Exercise description:
Reply with one number: the count of lines in the records below that hold "Administrator".

=== Records supplied ===

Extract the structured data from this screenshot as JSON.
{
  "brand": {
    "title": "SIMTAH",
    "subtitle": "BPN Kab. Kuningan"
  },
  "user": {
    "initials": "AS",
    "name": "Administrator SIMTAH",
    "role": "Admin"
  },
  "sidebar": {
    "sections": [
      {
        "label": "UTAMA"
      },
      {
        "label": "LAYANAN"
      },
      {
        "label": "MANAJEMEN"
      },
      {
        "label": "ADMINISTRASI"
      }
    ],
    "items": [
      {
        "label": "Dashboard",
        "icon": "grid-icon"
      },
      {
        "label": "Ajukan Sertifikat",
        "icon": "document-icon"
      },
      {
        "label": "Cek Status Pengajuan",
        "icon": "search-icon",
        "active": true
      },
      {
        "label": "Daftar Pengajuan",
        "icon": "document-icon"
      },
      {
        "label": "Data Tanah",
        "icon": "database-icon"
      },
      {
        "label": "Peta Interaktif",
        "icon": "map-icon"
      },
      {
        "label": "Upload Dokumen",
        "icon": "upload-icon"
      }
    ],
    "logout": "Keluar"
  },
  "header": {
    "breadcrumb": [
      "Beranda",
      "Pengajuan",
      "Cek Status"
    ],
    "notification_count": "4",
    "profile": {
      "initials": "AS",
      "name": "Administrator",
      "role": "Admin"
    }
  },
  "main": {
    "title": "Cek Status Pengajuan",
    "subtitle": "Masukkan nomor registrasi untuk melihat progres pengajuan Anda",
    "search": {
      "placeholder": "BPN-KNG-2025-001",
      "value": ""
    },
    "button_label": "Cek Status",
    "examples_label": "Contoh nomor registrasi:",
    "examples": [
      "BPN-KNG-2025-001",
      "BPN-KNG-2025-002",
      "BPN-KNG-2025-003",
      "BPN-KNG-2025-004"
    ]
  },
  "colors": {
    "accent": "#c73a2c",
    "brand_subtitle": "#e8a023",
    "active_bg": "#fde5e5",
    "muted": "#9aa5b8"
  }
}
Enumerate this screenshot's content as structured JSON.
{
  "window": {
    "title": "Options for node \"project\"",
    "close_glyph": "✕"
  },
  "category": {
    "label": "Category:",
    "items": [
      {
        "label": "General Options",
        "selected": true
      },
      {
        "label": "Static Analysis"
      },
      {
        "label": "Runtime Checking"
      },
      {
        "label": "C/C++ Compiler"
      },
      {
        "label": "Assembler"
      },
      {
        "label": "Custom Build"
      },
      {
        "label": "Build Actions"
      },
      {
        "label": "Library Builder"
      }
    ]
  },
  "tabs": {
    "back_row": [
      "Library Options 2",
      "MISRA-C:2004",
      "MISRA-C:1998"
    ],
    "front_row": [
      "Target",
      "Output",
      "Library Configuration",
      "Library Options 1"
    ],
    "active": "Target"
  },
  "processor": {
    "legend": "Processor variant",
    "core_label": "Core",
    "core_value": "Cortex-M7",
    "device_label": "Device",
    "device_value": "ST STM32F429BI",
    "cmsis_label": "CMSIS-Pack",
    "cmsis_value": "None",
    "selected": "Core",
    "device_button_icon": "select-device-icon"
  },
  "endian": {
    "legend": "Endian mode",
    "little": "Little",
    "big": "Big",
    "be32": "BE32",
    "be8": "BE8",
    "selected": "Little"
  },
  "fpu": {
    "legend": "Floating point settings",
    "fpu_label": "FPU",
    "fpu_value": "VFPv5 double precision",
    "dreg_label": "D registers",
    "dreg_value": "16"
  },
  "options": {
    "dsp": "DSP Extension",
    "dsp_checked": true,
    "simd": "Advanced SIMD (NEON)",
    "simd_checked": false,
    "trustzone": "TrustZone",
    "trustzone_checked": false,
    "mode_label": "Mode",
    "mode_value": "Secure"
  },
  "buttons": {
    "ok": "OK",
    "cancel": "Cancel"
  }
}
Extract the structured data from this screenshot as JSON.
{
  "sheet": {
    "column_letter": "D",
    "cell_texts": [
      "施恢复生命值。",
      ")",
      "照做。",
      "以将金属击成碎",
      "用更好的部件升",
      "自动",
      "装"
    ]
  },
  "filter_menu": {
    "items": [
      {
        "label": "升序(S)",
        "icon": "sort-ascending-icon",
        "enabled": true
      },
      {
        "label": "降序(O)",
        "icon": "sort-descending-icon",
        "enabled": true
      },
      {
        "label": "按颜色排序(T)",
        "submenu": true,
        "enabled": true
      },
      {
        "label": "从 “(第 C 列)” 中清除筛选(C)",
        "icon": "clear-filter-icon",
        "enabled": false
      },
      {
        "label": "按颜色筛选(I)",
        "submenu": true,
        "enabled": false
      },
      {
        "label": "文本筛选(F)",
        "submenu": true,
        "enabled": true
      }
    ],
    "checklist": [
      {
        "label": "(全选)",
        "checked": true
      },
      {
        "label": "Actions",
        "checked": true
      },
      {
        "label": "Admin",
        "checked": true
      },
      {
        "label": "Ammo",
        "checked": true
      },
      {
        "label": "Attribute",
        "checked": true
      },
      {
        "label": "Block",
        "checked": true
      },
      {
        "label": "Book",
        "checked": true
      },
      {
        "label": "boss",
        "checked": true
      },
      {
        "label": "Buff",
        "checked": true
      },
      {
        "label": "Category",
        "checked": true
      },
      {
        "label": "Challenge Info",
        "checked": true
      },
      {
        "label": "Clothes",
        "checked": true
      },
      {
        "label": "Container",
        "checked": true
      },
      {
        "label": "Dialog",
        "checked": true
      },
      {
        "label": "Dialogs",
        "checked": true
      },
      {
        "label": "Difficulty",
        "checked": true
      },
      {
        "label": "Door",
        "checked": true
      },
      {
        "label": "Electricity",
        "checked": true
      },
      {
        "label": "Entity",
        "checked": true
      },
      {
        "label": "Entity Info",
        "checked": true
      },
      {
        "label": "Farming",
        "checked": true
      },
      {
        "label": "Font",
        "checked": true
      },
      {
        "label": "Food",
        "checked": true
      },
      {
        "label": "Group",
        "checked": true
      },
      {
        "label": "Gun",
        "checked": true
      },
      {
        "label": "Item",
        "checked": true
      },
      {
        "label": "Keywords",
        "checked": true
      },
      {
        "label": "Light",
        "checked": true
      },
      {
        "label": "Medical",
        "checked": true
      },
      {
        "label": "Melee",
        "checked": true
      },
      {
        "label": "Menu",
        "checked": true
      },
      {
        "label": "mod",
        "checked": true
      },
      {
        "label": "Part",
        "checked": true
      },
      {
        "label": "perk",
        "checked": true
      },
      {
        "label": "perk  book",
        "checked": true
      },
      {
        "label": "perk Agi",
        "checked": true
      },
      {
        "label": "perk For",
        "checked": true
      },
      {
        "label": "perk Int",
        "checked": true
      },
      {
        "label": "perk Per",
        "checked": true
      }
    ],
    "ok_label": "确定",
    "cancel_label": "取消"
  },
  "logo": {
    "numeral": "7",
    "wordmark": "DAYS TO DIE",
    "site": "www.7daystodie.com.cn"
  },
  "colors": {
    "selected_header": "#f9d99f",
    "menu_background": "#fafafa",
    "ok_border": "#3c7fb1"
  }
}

===

Answer:
2